REQUIREMENT
Scan the material for the word "disasters", and copy each line where it shows up.

INFORMATION SUPPLIED
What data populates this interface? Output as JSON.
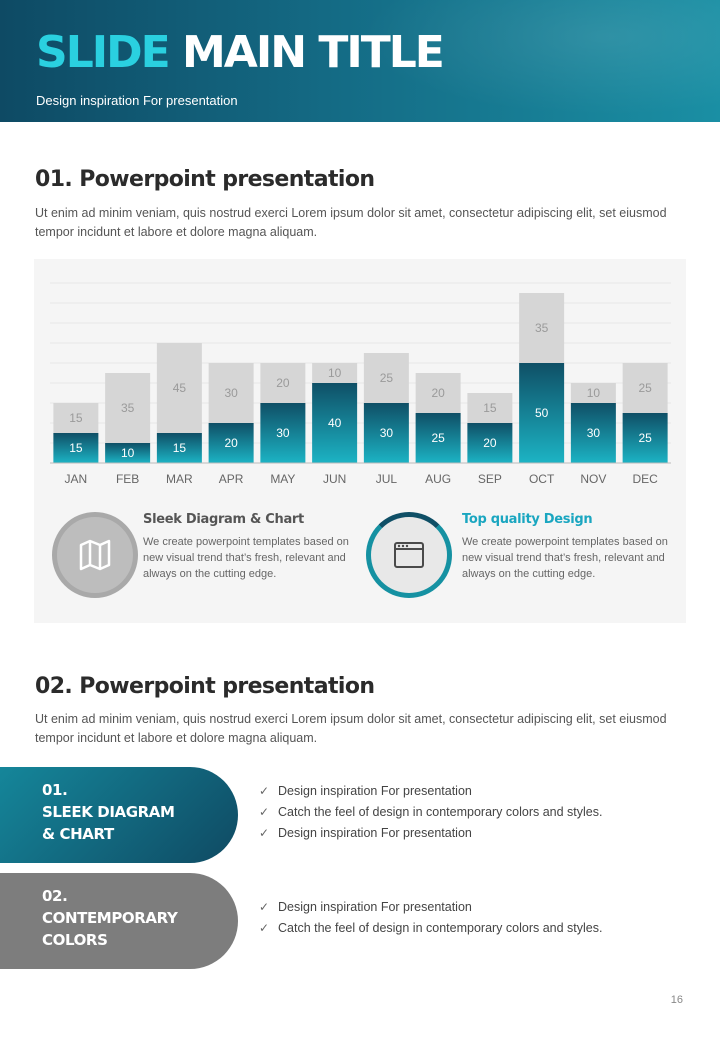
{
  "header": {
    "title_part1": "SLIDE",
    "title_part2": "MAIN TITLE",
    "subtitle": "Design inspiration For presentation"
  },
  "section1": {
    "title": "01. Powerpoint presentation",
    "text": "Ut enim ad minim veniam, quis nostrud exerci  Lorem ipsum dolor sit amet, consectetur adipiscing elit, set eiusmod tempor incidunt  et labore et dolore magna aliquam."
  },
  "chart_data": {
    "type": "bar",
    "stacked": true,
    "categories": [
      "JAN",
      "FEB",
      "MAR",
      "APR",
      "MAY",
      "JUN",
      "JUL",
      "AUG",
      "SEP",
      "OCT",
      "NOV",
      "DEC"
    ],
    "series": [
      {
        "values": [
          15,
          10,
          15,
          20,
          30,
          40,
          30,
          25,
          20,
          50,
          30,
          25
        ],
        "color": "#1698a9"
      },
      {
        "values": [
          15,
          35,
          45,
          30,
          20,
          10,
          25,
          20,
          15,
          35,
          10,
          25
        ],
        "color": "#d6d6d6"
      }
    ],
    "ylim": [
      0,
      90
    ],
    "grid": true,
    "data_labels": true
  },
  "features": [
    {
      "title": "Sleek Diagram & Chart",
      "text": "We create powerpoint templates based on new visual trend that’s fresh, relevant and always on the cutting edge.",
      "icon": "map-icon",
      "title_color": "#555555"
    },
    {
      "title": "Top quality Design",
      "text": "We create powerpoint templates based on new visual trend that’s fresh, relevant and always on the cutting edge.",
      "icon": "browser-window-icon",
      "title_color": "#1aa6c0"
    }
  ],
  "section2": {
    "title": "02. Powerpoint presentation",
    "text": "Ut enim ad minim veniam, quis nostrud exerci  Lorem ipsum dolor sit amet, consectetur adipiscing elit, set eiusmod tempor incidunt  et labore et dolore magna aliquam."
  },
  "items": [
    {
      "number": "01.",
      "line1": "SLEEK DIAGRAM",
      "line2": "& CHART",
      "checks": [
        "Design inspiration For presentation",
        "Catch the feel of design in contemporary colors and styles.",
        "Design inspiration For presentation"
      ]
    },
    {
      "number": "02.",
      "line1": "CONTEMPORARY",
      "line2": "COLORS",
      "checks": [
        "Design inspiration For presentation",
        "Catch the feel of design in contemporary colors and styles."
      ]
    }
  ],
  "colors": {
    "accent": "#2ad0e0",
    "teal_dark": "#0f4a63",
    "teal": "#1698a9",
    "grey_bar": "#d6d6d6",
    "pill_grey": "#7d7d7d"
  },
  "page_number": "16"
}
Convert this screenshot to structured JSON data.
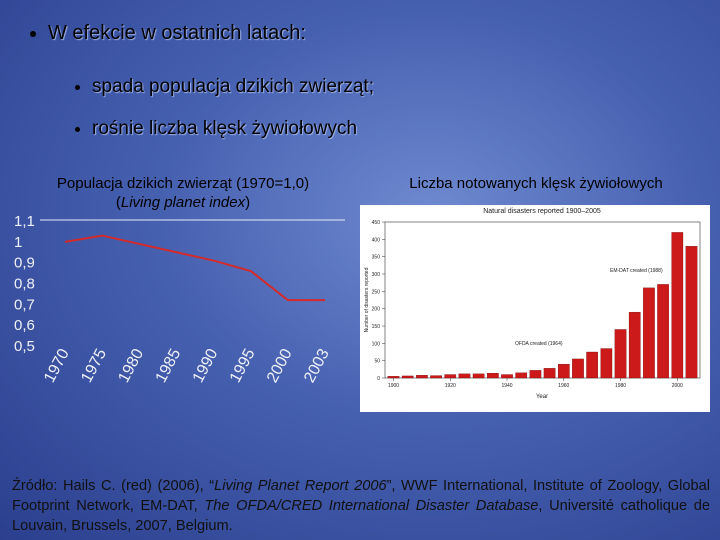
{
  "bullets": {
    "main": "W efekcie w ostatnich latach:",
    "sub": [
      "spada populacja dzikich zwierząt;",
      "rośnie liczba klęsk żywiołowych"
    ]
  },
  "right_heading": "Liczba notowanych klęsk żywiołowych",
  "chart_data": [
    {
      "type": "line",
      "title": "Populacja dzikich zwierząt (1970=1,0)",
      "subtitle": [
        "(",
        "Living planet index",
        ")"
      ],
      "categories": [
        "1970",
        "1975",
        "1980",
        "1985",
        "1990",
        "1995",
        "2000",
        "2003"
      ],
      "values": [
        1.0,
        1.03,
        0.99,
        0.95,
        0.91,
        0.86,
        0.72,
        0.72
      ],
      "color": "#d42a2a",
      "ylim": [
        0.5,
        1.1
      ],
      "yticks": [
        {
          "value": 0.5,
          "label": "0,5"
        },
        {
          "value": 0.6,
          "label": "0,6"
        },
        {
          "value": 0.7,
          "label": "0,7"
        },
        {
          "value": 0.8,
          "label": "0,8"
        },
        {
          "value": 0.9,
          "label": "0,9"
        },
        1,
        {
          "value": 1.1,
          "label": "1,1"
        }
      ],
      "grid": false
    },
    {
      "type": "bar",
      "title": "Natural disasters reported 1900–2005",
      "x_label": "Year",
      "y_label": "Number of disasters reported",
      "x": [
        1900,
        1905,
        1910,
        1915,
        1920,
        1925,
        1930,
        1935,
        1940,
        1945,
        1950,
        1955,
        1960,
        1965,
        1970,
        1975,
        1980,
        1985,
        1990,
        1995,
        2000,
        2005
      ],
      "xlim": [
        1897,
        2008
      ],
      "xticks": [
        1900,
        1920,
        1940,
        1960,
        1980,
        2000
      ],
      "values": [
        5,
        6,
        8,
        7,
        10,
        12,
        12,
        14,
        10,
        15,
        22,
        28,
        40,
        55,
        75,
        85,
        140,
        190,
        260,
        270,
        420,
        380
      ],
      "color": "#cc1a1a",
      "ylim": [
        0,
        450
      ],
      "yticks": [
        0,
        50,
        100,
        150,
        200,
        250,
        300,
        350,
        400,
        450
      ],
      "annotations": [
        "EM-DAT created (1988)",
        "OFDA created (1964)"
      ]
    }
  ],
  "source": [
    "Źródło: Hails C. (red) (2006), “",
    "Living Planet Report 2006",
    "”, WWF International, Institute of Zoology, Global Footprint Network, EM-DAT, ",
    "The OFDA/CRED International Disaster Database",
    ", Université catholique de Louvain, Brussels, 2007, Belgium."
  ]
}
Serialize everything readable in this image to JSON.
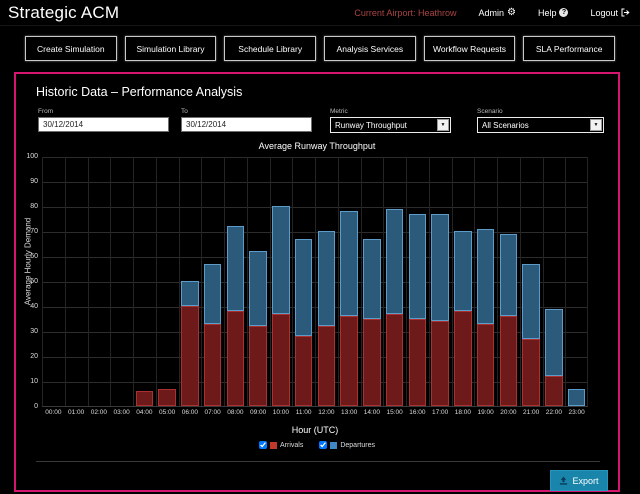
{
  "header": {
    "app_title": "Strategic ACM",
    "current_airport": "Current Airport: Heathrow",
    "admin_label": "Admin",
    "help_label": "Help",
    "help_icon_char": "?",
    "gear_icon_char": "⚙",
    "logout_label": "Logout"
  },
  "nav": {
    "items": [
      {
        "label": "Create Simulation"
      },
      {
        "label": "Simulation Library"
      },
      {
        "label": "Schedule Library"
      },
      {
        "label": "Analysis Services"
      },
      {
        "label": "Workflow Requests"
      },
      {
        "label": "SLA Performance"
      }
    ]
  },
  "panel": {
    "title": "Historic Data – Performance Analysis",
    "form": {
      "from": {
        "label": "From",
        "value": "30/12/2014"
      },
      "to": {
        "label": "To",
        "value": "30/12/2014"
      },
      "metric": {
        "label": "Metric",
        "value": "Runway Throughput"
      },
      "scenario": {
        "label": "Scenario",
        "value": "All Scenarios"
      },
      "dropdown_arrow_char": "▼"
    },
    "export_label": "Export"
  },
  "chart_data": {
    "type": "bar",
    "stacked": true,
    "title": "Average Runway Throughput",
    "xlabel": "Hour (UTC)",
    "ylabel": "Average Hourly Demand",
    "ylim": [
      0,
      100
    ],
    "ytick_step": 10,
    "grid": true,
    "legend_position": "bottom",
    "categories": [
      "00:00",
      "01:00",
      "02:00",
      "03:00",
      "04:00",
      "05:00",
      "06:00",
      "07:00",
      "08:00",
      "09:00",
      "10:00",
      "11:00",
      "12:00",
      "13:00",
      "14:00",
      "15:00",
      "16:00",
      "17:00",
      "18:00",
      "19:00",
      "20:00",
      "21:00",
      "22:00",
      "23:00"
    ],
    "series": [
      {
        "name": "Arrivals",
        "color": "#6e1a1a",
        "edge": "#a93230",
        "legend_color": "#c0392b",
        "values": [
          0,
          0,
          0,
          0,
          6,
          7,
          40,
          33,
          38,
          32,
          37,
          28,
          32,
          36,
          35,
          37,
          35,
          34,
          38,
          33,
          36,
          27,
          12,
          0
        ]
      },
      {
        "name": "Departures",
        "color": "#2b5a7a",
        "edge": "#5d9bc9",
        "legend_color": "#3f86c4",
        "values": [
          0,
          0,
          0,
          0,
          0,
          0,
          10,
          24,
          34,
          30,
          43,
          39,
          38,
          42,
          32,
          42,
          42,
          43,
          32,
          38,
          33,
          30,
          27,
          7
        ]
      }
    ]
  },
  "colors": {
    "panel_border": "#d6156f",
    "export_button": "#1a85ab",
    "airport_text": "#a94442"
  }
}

WRITTEN ANSWER
      "title": "Natural disasters reported 1900–2005",
      "y_label": "Number of disasters reported",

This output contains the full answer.